Directive >>
Filter the records for lines holding the string "инструментов".

Records to use >>
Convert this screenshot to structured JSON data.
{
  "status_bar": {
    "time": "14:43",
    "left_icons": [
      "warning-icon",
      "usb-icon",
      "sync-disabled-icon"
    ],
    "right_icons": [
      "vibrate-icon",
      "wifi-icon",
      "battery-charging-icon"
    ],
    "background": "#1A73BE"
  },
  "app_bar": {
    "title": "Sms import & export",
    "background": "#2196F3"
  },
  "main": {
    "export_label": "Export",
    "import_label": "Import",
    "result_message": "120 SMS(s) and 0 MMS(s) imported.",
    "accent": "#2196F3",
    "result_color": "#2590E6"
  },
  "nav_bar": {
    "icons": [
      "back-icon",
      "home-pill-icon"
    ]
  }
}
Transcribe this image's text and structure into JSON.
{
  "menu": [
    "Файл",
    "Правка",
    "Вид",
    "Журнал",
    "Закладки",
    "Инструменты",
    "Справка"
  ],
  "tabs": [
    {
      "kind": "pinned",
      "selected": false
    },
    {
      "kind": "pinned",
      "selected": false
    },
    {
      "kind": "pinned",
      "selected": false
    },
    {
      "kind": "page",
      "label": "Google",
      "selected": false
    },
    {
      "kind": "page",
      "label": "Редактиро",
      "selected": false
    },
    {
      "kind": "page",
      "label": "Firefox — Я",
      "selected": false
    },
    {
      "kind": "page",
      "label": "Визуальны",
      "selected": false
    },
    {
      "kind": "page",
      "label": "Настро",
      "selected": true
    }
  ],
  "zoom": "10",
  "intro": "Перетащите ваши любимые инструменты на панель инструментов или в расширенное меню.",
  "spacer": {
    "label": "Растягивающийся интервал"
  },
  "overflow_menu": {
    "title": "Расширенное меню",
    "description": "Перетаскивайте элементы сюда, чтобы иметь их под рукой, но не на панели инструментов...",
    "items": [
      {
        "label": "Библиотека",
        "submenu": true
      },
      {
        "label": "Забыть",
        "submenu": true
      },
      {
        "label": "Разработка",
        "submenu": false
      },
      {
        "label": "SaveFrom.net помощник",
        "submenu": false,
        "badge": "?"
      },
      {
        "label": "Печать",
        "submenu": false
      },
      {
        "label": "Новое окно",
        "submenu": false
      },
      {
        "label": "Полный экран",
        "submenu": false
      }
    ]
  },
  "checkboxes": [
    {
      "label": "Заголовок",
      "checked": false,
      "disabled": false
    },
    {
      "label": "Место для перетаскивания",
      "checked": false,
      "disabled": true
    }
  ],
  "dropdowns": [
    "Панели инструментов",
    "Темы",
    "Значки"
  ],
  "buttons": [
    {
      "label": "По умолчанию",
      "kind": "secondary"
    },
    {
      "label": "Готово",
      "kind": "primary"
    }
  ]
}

The reply >>
  "intro": "Перетащите ваши любимые инструменты на панель инструментов или в расширенное меню.",
    "description": "Перетаскивайте элементы сюда, чтобы иметь их под рукой, но не на панели инструментов...",
    "Панели инструментов",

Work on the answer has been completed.